**What is needed**. Convert each of the entries below into a JSON list of strings, one string per line, with blank lines omitted. Leave the pictures out of the answer.

— start —

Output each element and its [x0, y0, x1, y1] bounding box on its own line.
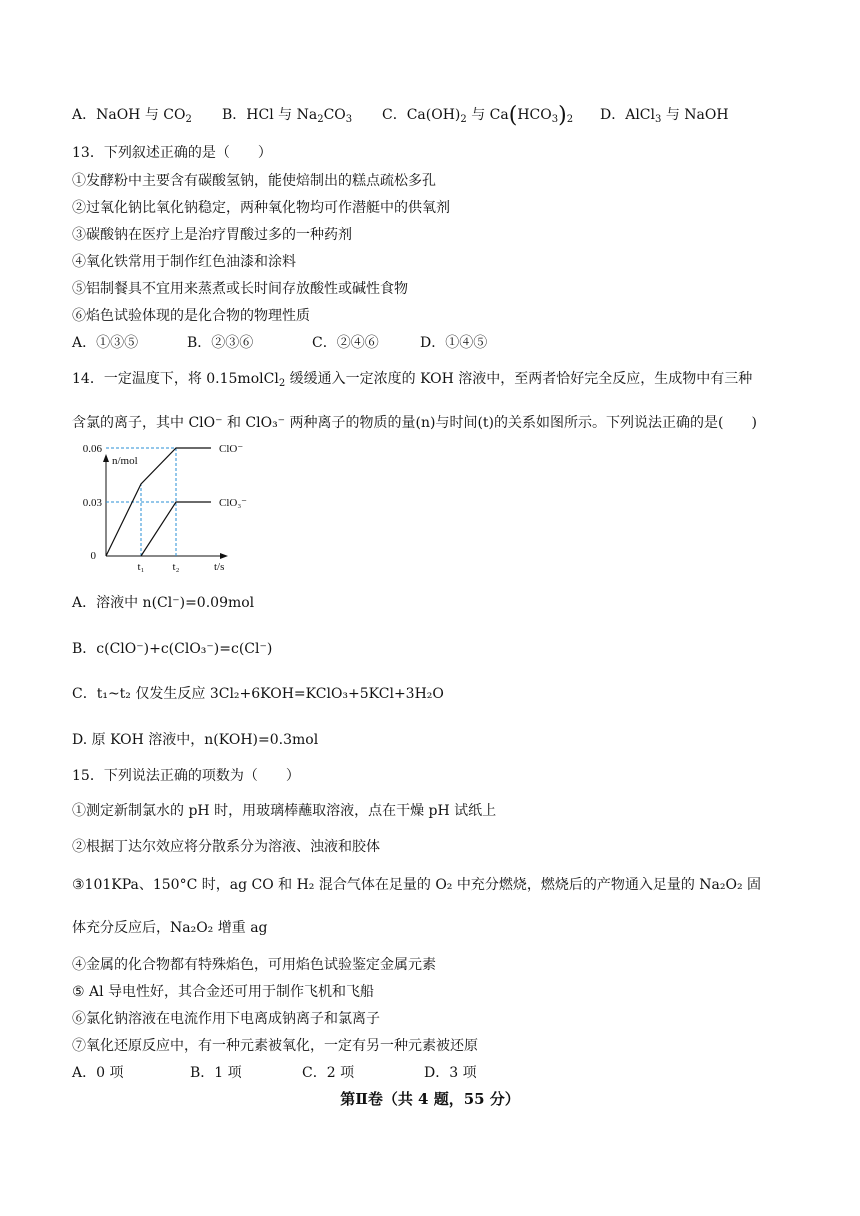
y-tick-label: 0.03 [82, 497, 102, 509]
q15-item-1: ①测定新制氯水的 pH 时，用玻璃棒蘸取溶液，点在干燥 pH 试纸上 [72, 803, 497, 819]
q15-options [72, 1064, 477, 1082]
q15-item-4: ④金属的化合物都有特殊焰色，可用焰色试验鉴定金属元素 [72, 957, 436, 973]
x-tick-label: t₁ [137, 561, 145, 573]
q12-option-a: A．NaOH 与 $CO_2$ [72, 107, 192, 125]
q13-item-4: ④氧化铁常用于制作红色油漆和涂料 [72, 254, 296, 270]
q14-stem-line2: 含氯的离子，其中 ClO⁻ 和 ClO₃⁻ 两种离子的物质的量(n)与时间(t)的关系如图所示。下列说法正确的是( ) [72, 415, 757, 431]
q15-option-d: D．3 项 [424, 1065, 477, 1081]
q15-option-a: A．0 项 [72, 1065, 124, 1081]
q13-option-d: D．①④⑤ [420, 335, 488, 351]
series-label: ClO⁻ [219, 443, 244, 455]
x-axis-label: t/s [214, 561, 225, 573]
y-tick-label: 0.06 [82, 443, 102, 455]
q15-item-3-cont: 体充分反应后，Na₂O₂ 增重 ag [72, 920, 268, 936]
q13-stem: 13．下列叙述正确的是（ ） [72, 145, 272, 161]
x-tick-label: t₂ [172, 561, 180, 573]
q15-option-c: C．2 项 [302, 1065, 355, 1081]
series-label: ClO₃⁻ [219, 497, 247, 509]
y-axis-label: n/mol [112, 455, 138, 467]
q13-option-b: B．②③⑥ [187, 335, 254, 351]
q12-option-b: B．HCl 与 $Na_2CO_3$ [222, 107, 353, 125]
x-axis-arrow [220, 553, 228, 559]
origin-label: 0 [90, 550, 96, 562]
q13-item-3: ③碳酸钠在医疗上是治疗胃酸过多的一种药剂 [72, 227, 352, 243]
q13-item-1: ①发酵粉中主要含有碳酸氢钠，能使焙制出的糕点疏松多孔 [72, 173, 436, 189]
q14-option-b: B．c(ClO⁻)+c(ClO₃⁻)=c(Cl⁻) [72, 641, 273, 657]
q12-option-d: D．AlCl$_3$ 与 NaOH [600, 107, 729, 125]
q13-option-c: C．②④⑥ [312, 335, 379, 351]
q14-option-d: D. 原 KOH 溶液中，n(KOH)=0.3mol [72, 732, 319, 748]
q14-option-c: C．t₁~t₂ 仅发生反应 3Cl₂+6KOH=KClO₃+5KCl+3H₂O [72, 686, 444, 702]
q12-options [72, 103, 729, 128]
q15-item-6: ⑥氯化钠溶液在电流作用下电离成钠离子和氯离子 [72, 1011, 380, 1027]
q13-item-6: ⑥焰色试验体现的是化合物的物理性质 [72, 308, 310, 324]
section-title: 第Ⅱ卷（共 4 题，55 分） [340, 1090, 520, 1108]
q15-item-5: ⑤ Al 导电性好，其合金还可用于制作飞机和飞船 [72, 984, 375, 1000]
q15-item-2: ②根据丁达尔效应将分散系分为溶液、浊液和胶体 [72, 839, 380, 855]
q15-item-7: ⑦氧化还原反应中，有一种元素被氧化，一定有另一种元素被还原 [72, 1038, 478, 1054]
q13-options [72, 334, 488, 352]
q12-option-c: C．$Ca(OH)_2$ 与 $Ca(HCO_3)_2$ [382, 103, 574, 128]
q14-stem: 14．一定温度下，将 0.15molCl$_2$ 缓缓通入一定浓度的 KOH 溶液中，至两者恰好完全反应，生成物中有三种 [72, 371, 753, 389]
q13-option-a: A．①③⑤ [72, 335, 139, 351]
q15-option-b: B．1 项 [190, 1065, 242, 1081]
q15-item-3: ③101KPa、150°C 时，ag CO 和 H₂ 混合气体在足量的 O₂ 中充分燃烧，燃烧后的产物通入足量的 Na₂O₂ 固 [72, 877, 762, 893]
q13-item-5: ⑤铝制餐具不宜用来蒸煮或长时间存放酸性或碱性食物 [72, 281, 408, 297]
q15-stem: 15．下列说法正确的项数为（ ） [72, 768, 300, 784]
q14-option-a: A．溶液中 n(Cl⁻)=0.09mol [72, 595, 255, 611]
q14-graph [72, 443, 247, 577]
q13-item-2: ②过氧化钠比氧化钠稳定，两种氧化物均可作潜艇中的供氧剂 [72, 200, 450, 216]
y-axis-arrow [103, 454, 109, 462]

— end —

**Answer for the task**.
[
  "Output each element and its [x0, y0, x1, y1] bounding box on its own line.",
  "y-tick-label: 0.03 [82, 497, 102, 509]",
  "q15-item-1: ①测定新制氯水的 pH 时，用玻璃棒蘸取溶液，点在干燥 pH 试纸上 [72, 803, 497, 819]",
  "q15-options [72, 1064, 477, 1082]",
  "q15-item-4: ④金属的化合物都有特殊焰色，可用焰色试验鉴定金属元素 [72, 957, 436, 973]",
  "x-tick-label: t₁ [137, 561, 145, 573]",
  "q12-option-a: A．NaOH 与 $CO_2$ [72, 107, 192, 125]",
  "q13-item-4: ④氧化铁常用于制作红色油漆和涂料 [72, 254, 296, 270]",
  "q14-stem-line2: 含氯的离子，其中 ClO⁻ 和 ClO₃⁻ 两种离子的物质的量(n)与时间(t)的关系如图所示。下列说法正确的是( ) [72, 415, 757, 431]",
  "q15-option-d: D．3 项 [424, 1065, 477, 1081]",
  "q15-option-a: A．0 项 [72, 1065, 124, 1081]",
  "q13-option-d: D．①④⑤ [420, 335, 488, 351]",
  "series-label: ClO⁻ [219, 443, 244, 455]",
  "x-axis-label: t/s [214, 561, 225, 573]",
  "y-tick-label: 0.06 [82, 443, 102, 455]",
  "q15-item-3-cont: 体充分反应后，Na₂O₂ 增重 ag [72, 920, 268, 936]",
  "q13-stem: 13．下列叙述正确的是（ ） [72, 145, 272, 161]",
  "x-tick-label: t₂ [172, 561, 180, 573]",
  "q15-option-c: C．2 项 [302, 1065, 355, 1081]",
  "series-label: ClO₃⁻ [219, 497, 247, 509]",
  "y-axis-label: n/mol [112, 455, 138, 467]",
  "q13-option-b: B．②③⑥ [187, 335, 254, 351]",
  "q12-option-b: B．HCl 与 $Na_2CO_3$ [222, 107, 353, 125]",
  "x-axis-arrow [220, 553, 228, 559]",
  "origin-label: 0 [90, 550, 96, 562]",
  "q13-item-3: ③碳酸钠在医疗上是治疗胃酸过多的一种药剂 [72, 227, 352, 243]",
  "q13-item-1: ①发酵粉中主要含有碳酸氢钠，能使焙制出的糕点疏松多孔 [72, 173, 436, 189]",
  "q14-option-b: B．c(ClO⁻)+c(ClO₃⁻)=c(Cl⁻) [72, 641, 273, 657]",
  "q12-option-d: D．AlCl$_3$ 与 NaOH [600, 107, 729, 125]",
  "q13-option-c: C．②④⑥ [312, 335, 379, 351]",
  "q14-option-d: D. 原 KOH 溶液中，n(KOH)=0.3mol [72, 732, 319, 748]",
  "q14-option-c: C．t₁~t₂ 仅发生反应 3Cl₂+6KOH=KClO₃+5KCl+3H₂O [72, 686, 444, 702]",
  "q12-options [72, 103, 729, 128]",
  "q15-item-6: ⑥氯化钠溶液在电流作用下电离成钠离子和氯离子 [72, 1011, 380, 1027]",
  "q13-item-6: ⑥焰色试验体现的是化合物的物理性质 [72, 308, 310, 324]",
  "section-title: 第Ⅱ卷（共 4 题，55 分） [340, 1090, 520, 1108]",
  "q15-item-5: ⑤ Al 导电性好，其合金还可用于制作飞机和飞船 [72, 984, 375, 1000]",
  "q15-item-2: ②根据丁达尔效应将分散系分为溶液、浊液和胶体 [72, 839, 380, 855]",
  "q15-item-7: ⑦氧化还原反应中，有一种元素被氧化，一定有另一种元素被还原 [72, 1038, 478, 1054]",
  "q13-options [72, 334, 488, 352]",
  "q12-option-c: C．$Ca(OH)_2$ 与 $Ca(HCO_3)_2$ [382, 103, 574, 128]",
  "q14-stem: 14．一定温度下，将 0.15molCl$_2$ 缓缓通入一定浓度的 KOH 溶液中，至两者恰好完全反应，生成物中有三种 [72, 371, 753, 389]",
  "q13-option-a: A．①③⑤ [72, 335, 139, 351]",
  "q15-option-b: B．1 项 [190, 1065, 242, 1081]",
  "q15-item-3: ③101KPa、150°C 时，ag CO 和 H₂ 混合气体在足量的 O₂ 中充分燃烧，燃烧后的产物通入足量的 Na₂O₂ 固 [72, 877, 762, 893]",
  "q13-item-5: ⑤铝制餐具不宜用来蒸煮或长时间存放酸性或碱性食物 [72, 281, 408, 297]",
  "q15-stem: 15．下列说法正确的项数为（ ） [72, 768, 300, 784]",
  "q14-option-a: A．溶液中 n(Cl⁻)=0.09mol [72, 595, 255, 611]",
  "q14-graph [72, 443, 247, 577]",
  "q13-item-2: ②过氧化钠比氧化钠稳定，两种氧化物均可作潜艇中的供氧剂 [72, 200, 450, 216]",
  "y-axis-arrow [103, 454, 109, 462]"
]